Select, from the material below, each line with "title" in it.

(Stored entries)
───

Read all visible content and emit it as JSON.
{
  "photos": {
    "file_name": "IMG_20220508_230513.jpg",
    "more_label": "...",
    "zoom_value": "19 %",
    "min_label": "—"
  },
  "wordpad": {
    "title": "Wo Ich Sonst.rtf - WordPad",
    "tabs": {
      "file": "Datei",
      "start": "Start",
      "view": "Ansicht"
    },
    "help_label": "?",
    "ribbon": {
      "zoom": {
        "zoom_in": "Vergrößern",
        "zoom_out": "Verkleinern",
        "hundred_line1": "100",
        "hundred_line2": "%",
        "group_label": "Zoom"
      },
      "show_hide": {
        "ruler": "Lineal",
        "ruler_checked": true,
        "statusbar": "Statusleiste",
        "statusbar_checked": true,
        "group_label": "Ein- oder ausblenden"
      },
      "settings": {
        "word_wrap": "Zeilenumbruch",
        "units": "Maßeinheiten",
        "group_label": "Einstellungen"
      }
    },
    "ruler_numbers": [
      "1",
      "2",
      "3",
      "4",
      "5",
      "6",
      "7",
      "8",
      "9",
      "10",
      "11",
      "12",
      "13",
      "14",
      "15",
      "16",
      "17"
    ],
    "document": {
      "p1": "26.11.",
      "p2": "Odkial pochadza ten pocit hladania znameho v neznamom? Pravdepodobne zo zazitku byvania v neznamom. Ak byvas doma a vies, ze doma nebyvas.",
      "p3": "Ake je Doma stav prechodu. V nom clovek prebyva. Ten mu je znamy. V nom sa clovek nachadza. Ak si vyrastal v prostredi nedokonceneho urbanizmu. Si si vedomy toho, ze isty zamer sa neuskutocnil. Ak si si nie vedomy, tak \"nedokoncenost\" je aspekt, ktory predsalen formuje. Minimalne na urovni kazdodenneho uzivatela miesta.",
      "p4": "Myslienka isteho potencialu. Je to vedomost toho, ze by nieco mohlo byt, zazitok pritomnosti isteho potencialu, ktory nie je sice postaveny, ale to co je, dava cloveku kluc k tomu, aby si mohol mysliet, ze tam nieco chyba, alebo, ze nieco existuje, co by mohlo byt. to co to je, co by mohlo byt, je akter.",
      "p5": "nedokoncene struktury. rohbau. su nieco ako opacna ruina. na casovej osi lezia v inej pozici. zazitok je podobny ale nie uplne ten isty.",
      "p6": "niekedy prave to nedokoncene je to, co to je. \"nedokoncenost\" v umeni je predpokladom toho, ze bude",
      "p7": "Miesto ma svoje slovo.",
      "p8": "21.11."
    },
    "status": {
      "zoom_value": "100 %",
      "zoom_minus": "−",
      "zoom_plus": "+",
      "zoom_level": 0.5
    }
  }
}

───

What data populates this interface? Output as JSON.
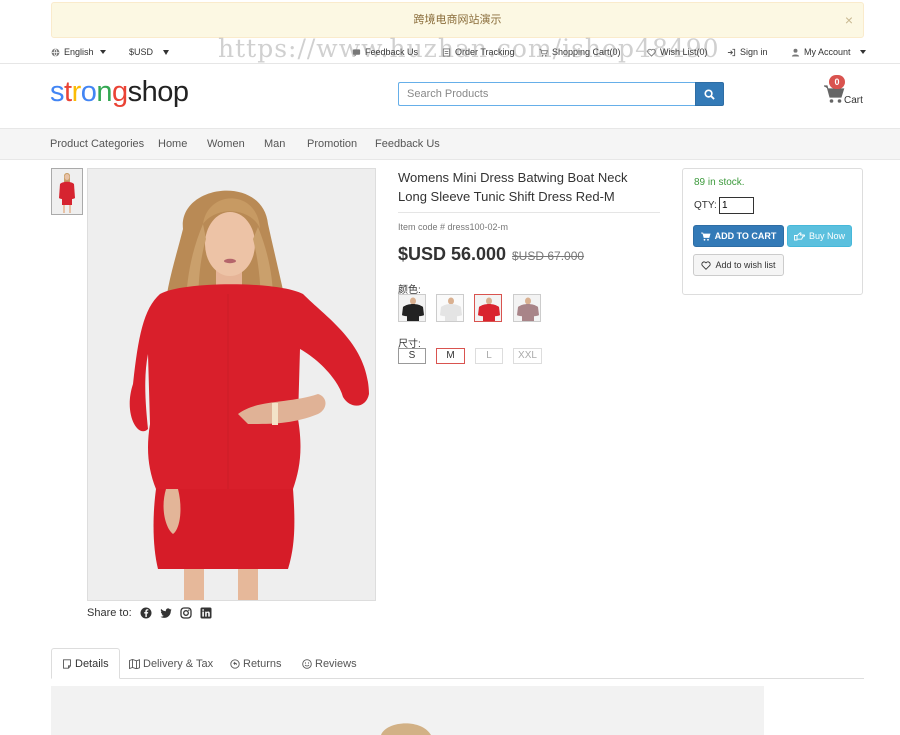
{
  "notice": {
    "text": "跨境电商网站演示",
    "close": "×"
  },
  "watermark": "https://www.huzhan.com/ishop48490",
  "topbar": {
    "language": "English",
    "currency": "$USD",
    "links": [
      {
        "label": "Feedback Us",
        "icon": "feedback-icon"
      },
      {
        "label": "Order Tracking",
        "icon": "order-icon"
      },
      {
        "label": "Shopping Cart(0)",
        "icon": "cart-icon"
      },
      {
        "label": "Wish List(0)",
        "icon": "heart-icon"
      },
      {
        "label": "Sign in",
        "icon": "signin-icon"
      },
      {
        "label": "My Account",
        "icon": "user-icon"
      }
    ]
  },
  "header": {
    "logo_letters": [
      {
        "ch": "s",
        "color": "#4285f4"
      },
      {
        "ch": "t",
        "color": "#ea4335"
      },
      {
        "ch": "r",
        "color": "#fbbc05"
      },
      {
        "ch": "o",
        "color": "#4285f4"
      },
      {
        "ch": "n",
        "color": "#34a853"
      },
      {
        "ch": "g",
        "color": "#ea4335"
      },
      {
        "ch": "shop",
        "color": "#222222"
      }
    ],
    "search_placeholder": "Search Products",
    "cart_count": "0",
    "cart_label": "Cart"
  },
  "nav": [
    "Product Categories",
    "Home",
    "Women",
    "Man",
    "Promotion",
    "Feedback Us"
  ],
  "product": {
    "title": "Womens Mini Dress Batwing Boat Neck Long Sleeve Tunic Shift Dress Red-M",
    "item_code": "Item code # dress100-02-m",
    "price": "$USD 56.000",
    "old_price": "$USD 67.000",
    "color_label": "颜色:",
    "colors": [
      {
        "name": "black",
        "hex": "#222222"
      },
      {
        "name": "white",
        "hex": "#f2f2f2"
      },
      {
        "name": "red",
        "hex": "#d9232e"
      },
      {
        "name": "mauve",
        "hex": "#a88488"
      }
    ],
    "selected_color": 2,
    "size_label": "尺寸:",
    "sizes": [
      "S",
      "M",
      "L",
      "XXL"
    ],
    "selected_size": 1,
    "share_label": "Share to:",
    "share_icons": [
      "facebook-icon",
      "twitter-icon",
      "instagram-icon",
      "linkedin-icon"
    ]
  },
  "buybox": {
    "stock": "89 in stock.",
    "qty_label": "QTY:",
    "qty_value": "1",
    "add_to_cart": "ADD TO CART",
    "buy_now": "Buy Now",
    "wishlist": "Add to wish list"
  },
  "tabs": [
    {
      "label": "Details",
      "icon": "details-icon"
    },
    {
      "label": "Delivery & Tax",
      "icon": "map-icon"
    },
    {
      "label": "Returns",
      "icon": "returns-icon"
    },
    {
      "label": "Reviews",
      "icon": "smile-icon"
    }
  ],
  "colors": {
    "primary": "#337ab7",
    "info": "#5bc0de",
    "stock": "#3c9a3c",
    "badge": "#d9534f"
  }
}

───

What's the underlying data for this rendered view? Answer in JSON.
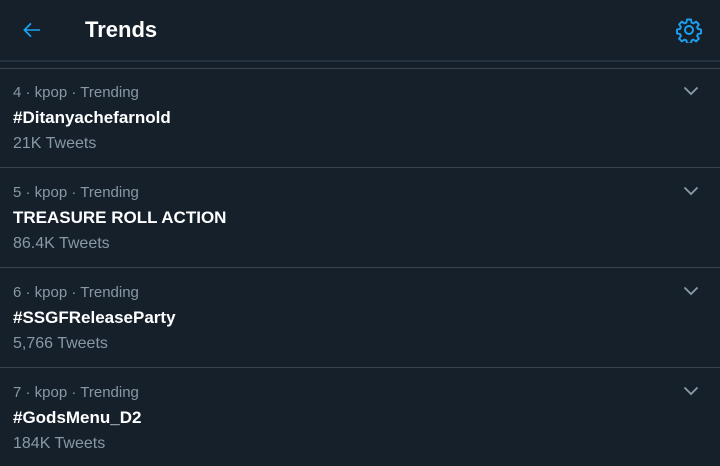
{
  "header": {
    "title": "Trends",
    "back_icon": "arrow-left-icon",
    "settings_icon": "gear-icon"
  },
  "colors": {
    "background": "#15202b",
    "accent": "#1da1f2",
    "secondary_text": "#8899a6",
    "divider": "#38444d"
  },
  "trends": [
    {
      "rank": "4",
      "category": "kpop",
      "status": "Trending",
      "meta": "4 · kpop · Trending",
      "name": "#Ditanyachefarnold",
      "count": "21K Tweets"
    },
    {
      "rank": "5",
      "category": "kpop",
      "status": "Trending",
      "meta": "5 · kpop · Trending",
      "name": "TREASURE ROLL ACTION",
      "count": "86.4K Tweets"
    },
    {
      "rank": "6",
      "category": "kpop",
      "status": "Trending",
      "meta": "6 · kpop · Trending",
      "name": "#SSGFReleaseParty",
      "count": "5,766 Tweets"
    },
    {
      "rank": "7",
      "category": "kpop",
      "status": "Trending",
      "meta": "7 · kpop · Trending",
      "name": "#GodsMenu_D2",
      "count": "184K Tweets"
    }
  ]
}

───

__Solution__:
    "title": "Wo Ich Sonst.rtf - WordPad",
    "title": "Womens Mini Dress Batwing Boat Neck Long Sleeve Tunic Shift Dress Red-M",
    "title": "Trends",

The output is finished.